▶ EXERCISE DETAILS
Could you write out every entry exactly as it stands?

▶ ENTRIES SUPPLIED
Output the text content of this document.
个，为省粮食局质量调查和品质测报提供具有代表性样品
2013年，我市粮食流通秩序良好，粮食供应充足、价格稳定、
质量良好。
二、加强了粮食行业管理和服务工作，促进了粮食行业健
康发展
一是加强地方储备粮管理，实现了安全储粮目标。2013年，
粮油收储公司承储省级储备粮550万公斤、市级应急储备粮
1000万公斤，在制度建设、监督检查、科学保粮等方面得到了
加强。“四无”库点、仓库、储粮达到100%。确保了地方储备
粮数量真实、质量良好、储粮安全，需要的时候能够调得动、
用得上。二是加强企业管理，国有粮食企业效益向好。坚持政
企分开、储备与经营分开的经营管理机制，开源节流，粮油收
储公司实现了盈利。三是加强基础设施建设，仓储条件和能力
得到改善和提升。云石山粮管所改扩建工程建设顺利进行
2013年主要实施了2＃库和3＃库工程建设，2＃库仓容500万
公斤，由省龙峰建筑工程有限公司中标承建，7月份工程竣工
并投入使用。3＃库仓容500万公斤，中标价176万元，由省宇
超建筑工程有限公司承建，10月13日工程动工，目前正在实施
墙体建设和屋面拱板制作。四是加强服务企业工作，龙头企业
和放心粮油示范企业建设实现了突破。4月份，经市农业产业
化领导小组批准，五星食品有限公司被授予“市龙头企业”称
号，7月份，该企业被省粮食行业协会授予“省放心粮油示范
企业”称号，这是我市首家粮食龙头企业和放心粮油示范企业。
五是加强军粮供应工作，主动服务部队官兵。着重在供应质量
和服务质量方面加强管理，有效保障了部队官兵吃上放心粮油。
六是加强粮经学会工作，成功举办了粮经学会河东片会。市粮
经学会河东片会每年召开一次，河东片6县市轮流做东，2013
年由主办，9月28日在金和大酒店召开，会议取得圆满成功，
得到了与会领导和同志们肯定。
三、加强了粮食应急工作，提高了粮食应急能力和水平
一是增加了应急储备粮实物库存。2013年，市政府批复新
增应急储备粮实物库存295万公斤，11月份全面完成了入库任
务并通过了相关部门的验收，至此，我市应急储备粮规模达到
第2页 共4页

▶ REPLY TO THE EXERCISE
Output the text content of this document.
个，为省粮食局质量调查和品质测报提供具有代表性样品
2013年，我市粮食流通秩序良好，粮食供应充足、价格稳定、
质量良好。
二、加强了粮食行业管理和服务工作，促进了粮食行业健
康发展
一是加强地方储备粮管理，实现了安全储粮目标。2013年，
粮油收储公司承储省级储备粮550万公斤、市级应急储备粮
1000万公斤，在制度建设、监督检查、科学保粮等方面得到了
加强。“四无”库点、仓库、储粮达到100%。确保了地方储备
粮数量真实、质量良好、储粮安全，需要的时候能够调得动、
用得上。二是加强企业管理，国有粮食企业效益向好。坚持政
企分开、储备与经营分开的经营管理机制，开源节流，粮油收
储公司实现了盈利。三是加强基础设施建设，仓储条件和能力
得到改善和提升。云石山粮管所改扩建工程建设顺利进行
2013年主要实施了2＃库和3＃库工程建设，2＃库仓容500万
公斤，由省龙峰建筑工程有限公司中标承建，7月份工程竣工
并投入使用。3＃库仓容500万公斤，中标价176万元，由省宇
超建筑工程有限公司承建，10月13日工程动工，目前正在实施
墙体建设和屋面拱板制作。四是加强服务企业工作，龙头企业
和放心粮油示范企业建设实现了突破。4月份，经市农业产业
化领导小组批准，五星食品有限公司被授予“市龙头企业”称
号，7月份，该企业被省粮食行业协会授予“省放心粮油示范
企业”称号，这是我市首家粮食龙头企业和放心粮油示范企业。
五是加强军粮供应工作，主动服务部队官兵。着重在供应质量
和服务质量方面加强管理，有效保障了部队官兵吃上放心粮油。
六是加强粮经学会工作，成功举办了粮经学会河东片会。市粮
经学会河东片会每年召开一次，河东片6县市轮流做东，2013
年由主办，9月28日在金和大酒店召开，会议取得圆满成功，
得到了与会领导和同志们肯定。
三、加强了粮食应急工作，提高了粮食应急能力和水平
一是增加了应急储备粮实物库存。2013年，市政府批复新
增应急储备粮实物库存295万公斤，11月份全面完成了入库任
务并通过了相关部门的验收，至此，我市应急储备粮规模达到
第2页 共4页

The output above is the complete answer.